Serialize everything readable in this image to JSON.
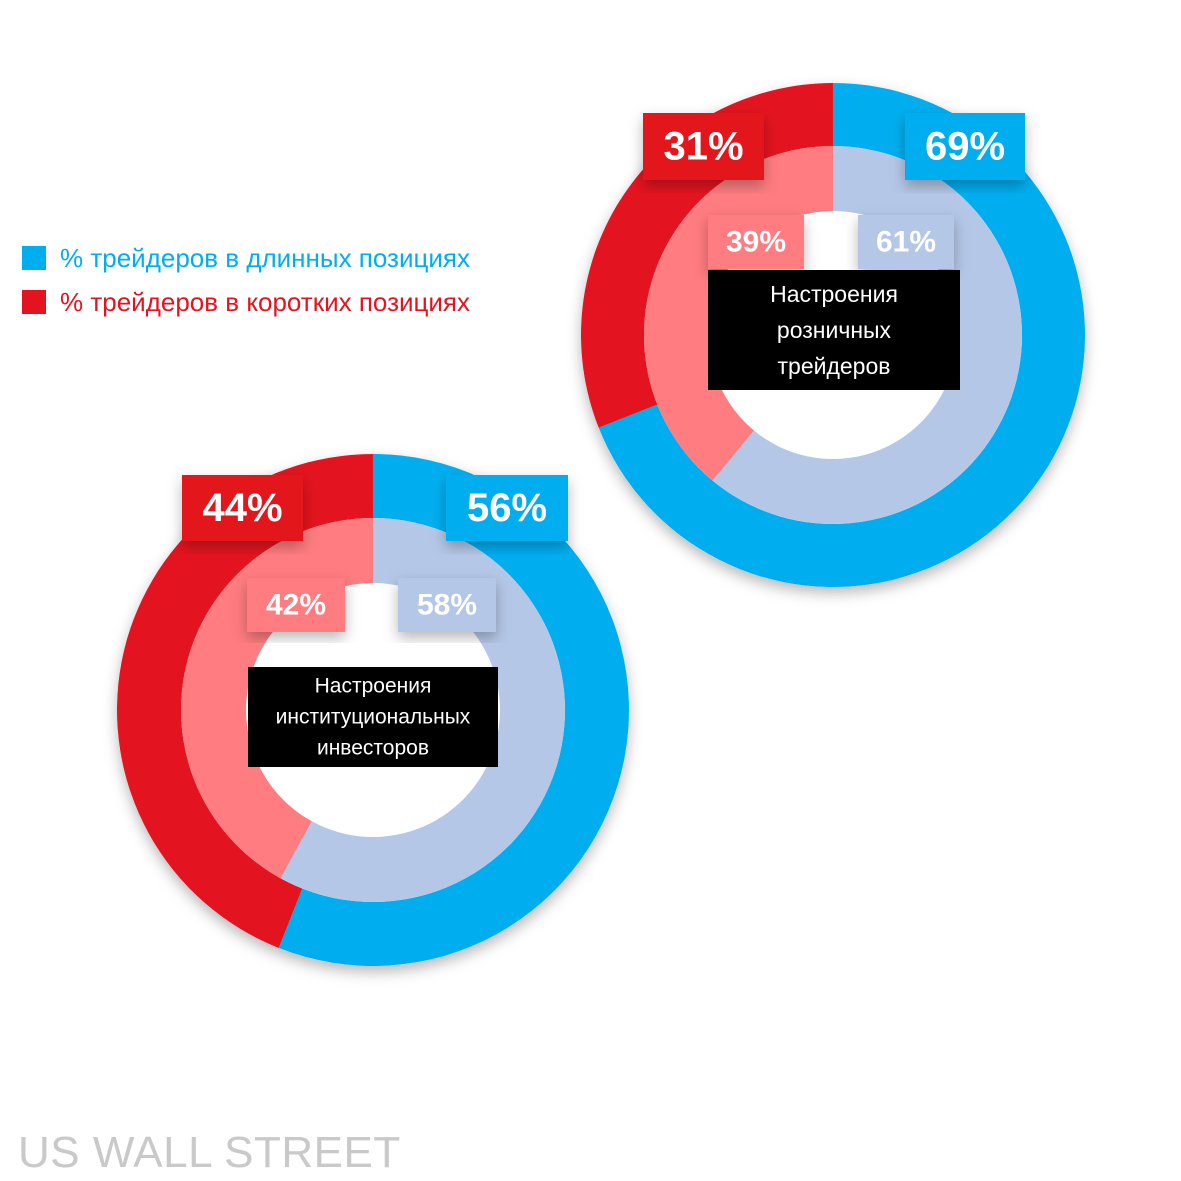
{
  "legend": {
    "long_label": "% трейдеров в длинных позициях",
    "short_label": "% трейдеров в коротких позициях"
  },
  "colors": {
    "long_outer": "#00AEEF",
    "short_outer": "#E3141F",
    "long_inner": "#B4C7E7",
    "short_inner": "#FF7C80",
    "center_box": "#000000"
  },
  "watermark": "US WALL STREET",
  "chart_data": [
    {
      "type": "pie",
      "subtype": "double-donut",
      "center_label": [
        "Настроения",
        "розничных",
        "трейдеров"
      ],
      "categories": [
        "% трейдеров в длинных позициях",
        "% трейдеров в коротких позициях"
      ],
      "series": [
        {
          "ring": "outer",
          "values": [
            69,
            31
          ],
          "labels": [
            "69%",
            "31%"
          ]
        },
        {
          "ring": "inner",
          "values": [
            61,
            39
          ],
          "labels": [
            "61%",
            "39%"
          ]
        }
      ]
    },
    {
      "type": "pie",
      "subtype": "double-donut",
      "center_label": [
        "Настроения",
        "институциональных",
        "инвесторов"
      ],
      "categories": [
        "% трейдеров в длинных позициях",
        "% трейдеров в коротких позициях"
      ],
      "series": [
        {
          "ring": "outer",
          "values": [
            56,
            44
          ],
          "labels": [
            "56%",
            "44%"
          ]
        },
        {
          "ring": "inner",
          "values": [
            58,
            42
          ],
          "labels": [
            "58%",
            "42%"
          ]
        }
      ]
    }
  ]
}
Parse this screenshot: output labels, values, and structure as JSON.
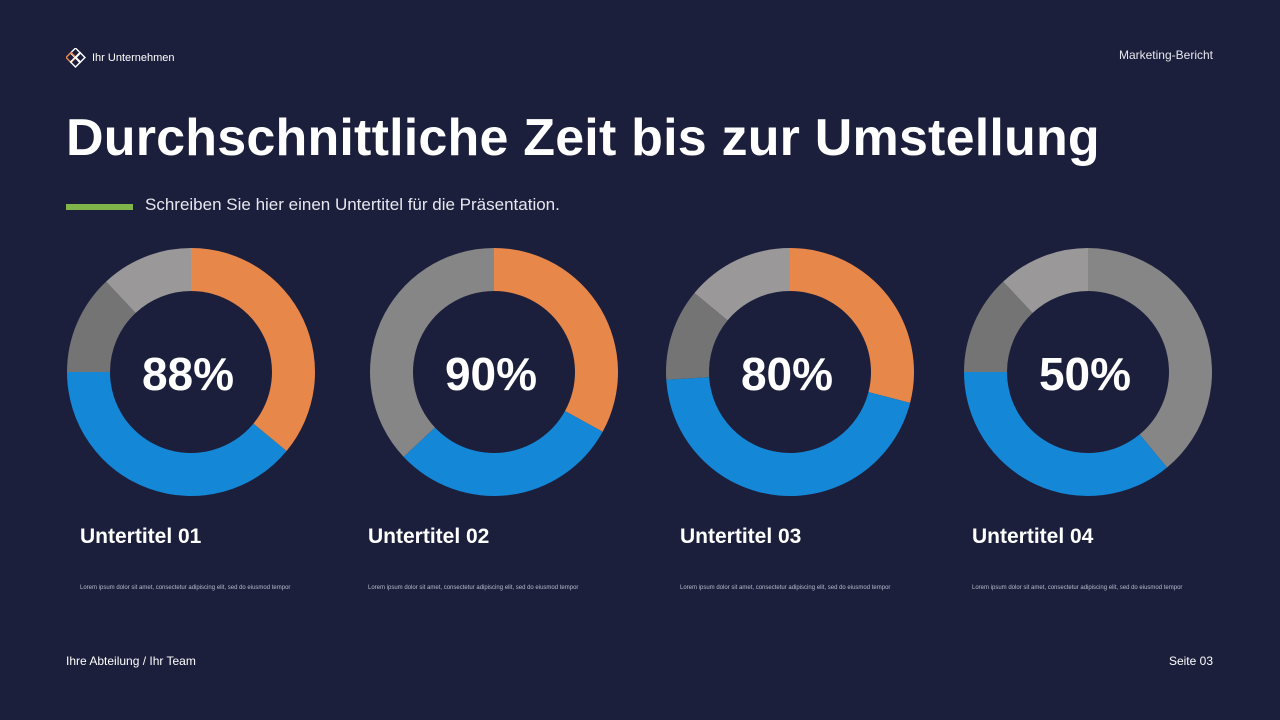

***

- **WHAT TO PRODUCE**: From the records given above, reproduce all text exactly and exclude each picture.

- **TASK SOLUTION**:
Serialize everything readable in this image to JSON.
{
  "legend": {
    "long_label": "% трейдеров в длинных позициях",
    "short_label": "% трейдеров в коротких позициях"
  },
  "colors": {
    "long_outer": "#00AEEF",
    "short_outer": "#E3141F",
    "long_inner": "#B4C7E7",
    "short_inner": "#FF7C80",
    "center_box": "#000000"
  },
  "watermark": "US WALL STREET",
  "chart_data": [
    {
      "type": "pie",
      "subtype": "double-donut",
      "center_label": [
        "Настроения",
        "розничных",
        "трейдеров"
      ],
      "categories": [
        "% трейдеров в длинных позициях",
        "% трейдеров в коротких позициях"
      ],
      "series": [
        {
          "ring": "outer",
          "values": [
            69,
            31
          ],
          "labels": [
            "69%",
            "31%"
          ]
        },
        {
          "ring": "inner",
          "values": [
            61,
            39
          ],
          "labels": [
            "61%",
            "39%"
          ]
        }
      ]
    },
    {
      "type": "pie",
      "subtype": "double-donut",
      "center_label": [
        "Настроения",
        "институциональных",
        "инвесторов"
      ],
      "categories": [
        "% трейдеров в длинных позициях",
        "% трейдеров в коротких позициях"
      ],
      "series": [
        {
          "ring": "outer",
          "values": [
            56,
            44
          ],
          "labels": [
            "56%",
            "44%"
          ]
        },
        {
          "ring": "inner",
          "values": [
            58,
            42
          ],
          "labels": [
            "58%",
            "42%"
          ]
        }
      ]
    }
  ]
}
Parse this screenshot: output labels, values, and structure as JSON.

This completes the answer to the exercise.